• [WHAT YOU WILL DO]:
Leave out the pictures and repeat the data exactly.

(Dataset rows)
++++++++

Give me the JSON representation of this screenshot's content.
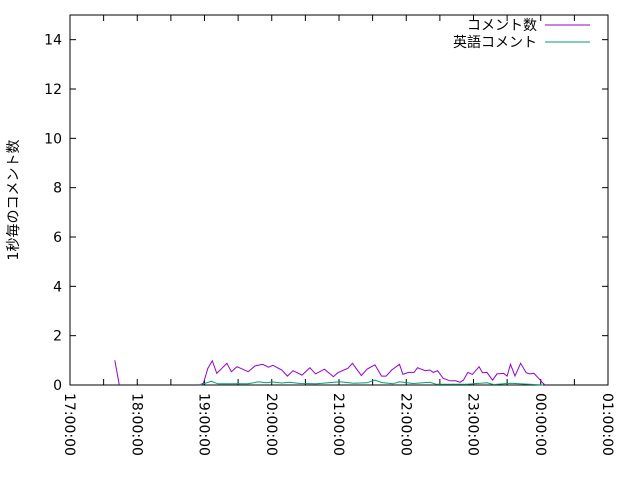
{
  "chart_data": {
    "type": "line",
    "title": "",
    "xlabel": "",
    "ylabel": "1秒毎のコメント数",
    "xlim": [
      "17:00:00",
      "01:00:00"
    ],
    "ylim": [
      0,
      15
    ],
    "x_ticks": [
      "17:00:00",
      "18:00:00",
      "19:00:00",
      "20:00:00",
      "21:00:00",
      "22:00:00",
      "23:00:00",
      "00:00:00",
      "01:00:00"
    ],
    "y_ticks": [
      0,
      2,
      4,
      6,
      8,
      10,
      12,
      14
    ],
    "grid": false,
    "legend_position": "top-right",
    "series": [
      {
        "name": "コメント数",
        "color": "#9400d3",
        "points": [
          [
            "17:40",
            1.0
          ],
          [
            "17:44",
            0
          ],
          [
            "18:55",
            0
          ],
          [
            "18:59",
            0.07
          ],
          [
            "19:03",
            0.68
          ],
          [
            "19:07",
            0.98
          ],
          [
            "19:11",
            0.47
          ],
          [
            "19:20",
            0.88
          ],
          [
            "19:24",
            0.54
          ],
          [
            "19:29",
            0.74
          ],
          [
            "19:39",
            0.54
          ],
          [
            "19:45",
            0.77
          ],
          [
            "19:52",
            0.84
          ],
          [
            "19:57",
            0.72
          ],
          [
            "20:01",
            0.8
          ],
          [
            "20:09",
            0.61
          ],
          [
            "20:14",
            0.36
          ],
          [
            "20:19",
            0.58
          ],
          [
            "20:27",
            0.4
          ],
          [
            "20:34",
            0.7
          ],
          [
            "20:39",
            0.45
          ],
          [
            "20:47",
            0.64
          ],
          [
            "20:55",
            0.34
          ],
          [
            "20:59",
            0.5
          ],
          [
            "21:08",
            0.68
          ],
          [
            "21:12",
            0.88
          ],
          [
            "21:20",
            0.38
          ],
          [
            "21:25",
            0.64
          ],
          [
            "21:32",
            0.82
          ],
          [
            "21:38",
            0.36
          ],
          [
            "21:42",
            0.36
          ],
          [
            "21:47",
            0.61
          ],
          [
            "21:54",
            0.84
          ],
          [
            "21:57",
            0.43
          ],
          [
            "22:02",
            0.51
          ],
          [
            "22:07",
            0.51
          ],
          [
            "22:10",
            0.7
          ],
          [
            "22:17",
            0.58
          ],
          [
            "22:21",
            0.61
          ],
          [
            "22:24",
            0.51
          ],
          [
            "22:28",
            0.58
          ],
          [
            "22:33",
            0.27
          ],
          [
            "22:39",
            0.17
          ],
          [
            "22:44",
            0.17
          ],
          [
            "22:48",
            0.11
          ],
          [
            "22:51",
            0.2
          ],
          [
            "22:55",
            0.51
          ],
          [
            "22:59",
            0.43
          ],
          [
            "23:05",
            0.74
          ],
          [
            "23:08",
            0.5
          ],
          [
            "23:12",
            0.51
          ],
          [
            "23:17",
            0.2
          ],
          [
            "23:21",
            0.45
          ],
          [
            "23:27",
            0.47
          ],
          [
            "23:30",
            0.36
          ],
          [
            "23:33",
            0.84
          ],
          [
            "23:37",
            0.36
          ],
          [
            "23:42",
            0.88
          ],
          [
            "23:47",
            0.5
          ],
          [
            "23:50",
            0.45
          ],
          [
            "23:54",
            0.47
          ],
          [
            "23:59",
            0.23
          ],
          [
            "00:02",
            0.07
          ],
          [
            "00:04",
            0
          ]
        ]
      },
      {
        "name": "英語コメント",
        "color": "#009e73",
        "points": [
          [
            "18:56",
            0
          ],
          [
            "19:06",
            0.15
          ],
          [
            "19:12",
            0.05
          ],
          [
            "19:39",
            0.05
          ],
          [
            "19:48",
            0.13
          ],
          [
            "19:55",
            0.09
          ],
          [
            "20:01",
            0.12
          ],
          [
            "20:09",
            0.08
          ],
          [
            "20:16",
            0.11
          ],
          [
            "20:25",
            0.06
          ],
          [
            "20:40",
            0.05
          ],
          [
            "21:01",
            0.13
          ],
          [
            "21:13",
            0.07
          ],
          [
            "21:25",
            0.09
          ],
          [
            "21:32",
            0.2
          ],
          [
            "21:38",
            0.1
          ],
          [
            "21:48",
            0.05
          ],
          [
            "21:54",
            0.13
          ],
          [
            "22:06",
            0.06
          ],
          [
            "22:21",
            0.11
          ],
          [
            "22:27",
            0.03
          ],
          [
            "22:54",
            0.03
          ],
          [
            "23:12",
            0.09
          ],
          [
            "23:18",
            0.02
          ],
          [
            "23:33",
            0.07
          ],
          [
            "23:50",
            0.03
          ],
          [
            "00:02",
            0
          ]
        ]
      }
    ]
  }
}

++++++++

• [EXPECTED ANSWER]:
Give me the JSON representation of this screenshot's content.
{
  "chart_data": {
    "type": "line",
    "title": "",
    "xlabel": "",
    "ylabel": "1秒毎のコメント数",
    "xlim": [
      "17:00:00",
      "01:00:00"
    ],
    "ylim": [
      0,
      15
    ],
    "x_ticks": [
      "17:00:00",
      "18:00:00",
      "19:00:00",
      "20:00:00",
      "21:00:00",
      "22:00:00",
      "23:00:00",
      "00:00:00",
      "01:00:00"
    ],
    "y_ticks": [
      0,
      2,
      4,
      6,
      8,
      10,
      12,
      14
    ],
    "grid": false,
    "legend_position": "top-right",
    "series": [
      {
        "name": "コメント数",
        "color": "#9400d3",
        "points": [
          [
            "17:40",
            1.0
          ],
          [
            "17:44",
            0
          ],
          [
            "18:55",
            0
          ],
          [
            "18:59",
            0.07
          ],
          [
            "19:03",
            0.68
          ],
          [
            "19:07",
            0.98
          ],
          [
            "19:11",
            0.47
          ],
          [
            "19:20",
            0.88
          ],
          [
            "19:24",
            0.54
          ],
          [
            "19:29",
            0.74
          ],
          [
            "19:39",
            0.54
          ],
          [
            "19:45",
            0.77
          ],
          [
            "19:52",
            0.84
          ],
          [
            "19:57",
            0.72
          ],
          [
            "20:01",
            0.8
          ],
          [
            "20:09",
            0.61
          ],
          [
            "20:14",
            0.36
          ],
          [
            "20:19",
            0.58
          ],
          [
            "20:27",
            0.4
          ],
          [
            "20:34",
            0.7
          ],
          [
            "20:39",
            0.45
          ],
          [
            "20:47",
            0.64
          ],
          [
            "20:55",
            0.34
          ],
          [
            "20:59",
            0.5
          ],
          [
            "21:08",
            0.68
          ],
          [
            "21:12",
            0.88
          ],
          [
            "21:20",
            0.38
          ],
          [
            "21:25",
            0.64
          ],
          [
            "21:32",
            0.82
          ],
          [
            "21:38",
            0.36
          ],
          [
            "21:42",
            0.36
          ],
          [
            "21:47",
            0.61
          ],
          [
            "21:54",
            0.84
          ],
          [
            "21:57",
            0.43
          ],
          [
            "22:02",
            0.51
          ],
          [
            "22:07",
            0.51
          ],
          [
            "22:10",
            0.7
          ],
          [
            "22:17",
            0.58
          ],
          [
            "22:21",
            0.61
          ],
          [
            "22:24",
            0.51
          ],
          [
            "22:28",
            0.58
          ],
          [
            "22:33",
            0.27
          ],
          [
            "22:39",
            0.17
          ],
          [
            "22:44",
            0.17
          ],
          [
            "22:48",
            0.11
          ],
          [
            "22:51",
            0.2
          ],
          [
            "22:55",
            0.51
          ],
          [
            "22:59",
            0.43
          ],
          [
            "23:05",
            0.74
          ],
          [
            "23:08",
            0.5
          ],
          [
            "23:12",
            0.51
          ],
          [
            "23:17",
            0.2
          ],
          [
            "23:21",
            0.45
          ],
          [
            "23:27",
            0.47
          ],
          [
            "23:30",
            0.36
          ],
          [
            "23:33",
            0.84
          ],
          [
            "23:37",
            0.36
          ],
          [
            "23:42",
            0.88
          ],
          [
            "23:47",
            0.5
          ],
          [
            "23:50",
            0.45
          ],
          [
            "23:54",
            0.47
          ],
          [
            "23:59",
            0.23
          ],
          [
            "00:02",
            0.07
          ],
          [
            "00:04",
            0
          ]
        ]
      },
      {
        "name": "英語コメント",
        "color": "#009e73",
        "points": [
          [
            "18:56",
            0
          ],
          [
            "19:06",
            0.15
          ],
          [
            "19:12",
            0.05
          ],
          [
            "19:39",
            0.05
          ],
          [
            "19:48",
            0.13
          ],
          [
            "19:55",
            0.09
          ],
          [
            "20:01",
            0.12
          ],
          [
            "20:09",
            0.08
          ],
          [
            "20:16",
            0.11
          ],
          [
            "20:25",
            0.06
          ],
          [
            "20:40",
            0.05
          ],
          [
            "21:01",
            0.13
          ],
          [
            "21:13",
            0.07
          ],
          [
            "21:25",
            0.09
          ],
          [
            "21:32",
            0.2
          ],
          [
            "21:38",
            0.1
          ],
          [
            "21:48",
            0.05
          ],
          [
            "21:54",
            0.13
          ],
          [
            "22:06",
            0.06
          ],
          [
            "22:21",
            0.11
          ],
          [
            "22:27",
            0.03
          ],
          [
            "22:54",
            0.03
          ],
          [
            "23:12",
            0.09
          ],
          [
            "23:18",
            0.02
          ],
          [
            "23:33",
            0.07
          ],
          [
            "23:50",
            0.03
          ],
          [
            "00:02",
            0
          ]
        ]
      }
    ]
  }
}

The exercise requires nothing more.